### [Listed records]
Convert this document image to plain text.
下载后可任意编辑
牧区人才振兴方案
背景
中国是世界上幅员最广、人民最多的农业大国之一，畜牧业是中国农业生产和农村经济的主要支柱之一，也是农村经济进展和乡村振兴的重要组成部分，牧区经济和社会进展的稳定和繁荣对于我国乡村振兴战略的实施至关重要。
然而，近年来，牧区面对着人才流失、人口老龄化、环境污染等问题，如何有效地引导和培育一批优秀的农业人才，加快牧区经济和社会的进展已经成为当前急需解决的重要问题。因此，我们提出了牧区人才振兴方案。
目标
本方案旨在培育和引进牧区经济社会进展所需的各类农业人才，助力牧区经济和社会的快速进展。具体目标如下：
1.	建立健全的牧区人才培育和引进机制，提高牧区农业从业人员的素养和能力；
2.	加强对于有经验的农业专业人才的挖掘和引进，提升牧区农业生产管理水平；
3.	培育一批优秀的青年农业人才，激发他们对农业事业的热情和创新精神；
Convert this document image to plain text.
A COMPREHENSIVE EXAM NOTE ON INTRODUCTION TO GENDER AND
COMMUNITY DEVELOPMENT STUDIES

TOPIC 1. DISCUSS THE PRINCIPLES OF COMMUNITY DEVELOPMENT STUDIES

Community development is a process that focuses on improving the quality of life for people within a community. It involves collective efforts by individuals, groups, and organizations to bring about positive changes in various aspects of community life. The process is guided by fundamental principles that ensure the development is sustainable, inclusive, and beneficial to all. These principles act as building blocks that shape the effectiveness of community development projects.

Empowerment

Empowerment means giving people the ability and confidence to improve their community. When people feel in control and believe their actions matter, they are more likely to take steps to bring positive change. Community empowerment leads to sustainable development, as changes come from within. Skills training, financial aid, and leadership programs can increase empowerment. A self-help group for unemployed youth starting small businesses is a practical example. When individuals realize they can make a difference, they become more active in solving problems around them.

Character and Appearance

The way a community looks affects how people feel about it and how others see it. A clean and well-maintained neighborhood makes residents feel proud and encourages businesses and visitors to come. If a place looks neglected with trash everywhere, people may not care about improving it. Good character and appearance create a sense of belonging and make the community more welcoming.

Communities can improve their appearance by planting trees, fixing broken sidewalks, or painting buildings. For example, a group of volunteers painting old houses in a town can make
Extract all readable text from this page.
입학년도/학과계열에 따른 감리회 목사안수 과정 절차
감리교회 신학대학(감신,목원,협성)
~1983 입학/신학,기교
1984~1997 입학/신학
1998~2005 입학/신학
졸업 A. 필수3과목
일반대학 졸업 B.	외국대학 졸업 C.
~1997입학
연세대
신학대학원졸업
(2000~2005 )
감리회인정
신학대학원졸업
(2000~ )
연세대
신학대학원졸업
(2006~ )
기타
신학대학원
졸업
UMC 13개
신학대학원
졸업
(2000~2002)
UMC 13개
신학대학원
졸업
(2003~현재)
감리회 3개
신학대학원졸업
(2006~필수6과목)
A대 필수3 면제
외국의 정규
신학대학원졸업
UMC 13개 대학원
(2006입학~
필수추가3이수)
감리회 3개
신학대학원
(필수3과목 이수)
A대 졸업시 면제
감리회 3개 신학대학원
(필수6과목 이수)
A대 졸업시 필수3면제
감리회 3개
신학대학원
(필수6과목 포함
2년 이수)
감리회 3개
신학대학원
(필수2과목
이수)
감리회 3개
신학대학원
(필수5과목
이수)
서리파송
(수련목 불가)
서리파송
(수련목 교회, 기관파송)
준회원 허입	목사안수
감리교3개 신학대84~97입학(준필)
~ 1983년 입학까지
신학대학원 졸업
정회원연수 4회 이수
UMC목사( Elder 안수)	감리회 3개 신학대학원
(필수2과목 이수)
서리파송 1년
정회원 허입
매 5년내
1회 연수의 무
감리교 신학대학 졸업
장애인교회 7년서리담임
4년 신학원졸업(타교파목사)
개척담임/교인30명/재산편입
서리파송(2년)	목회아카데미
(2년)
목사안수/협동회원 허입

### [Given exercise]
Report every line in the data above in which the word "their" appears.

### [The response]
Empowerment means giving people the ability and confidence to improve their community. When people feel in control and believe their actions matter, they are more likely to take steps to bring positive change. Community empowerment leads to sustainable development, as changes come from within. Skills training, financial aid, and leadership programs can increase empowerment. A self-help group for unemployed youth starting small businesses is a practical example. When individuals realize they can make a difference, they become more active in solving problems around them.
Communities can improve their appearance by planting trees, fixing broken sidewalks, or painting buildings. For example, a group of volunteers painting old houses in a town can make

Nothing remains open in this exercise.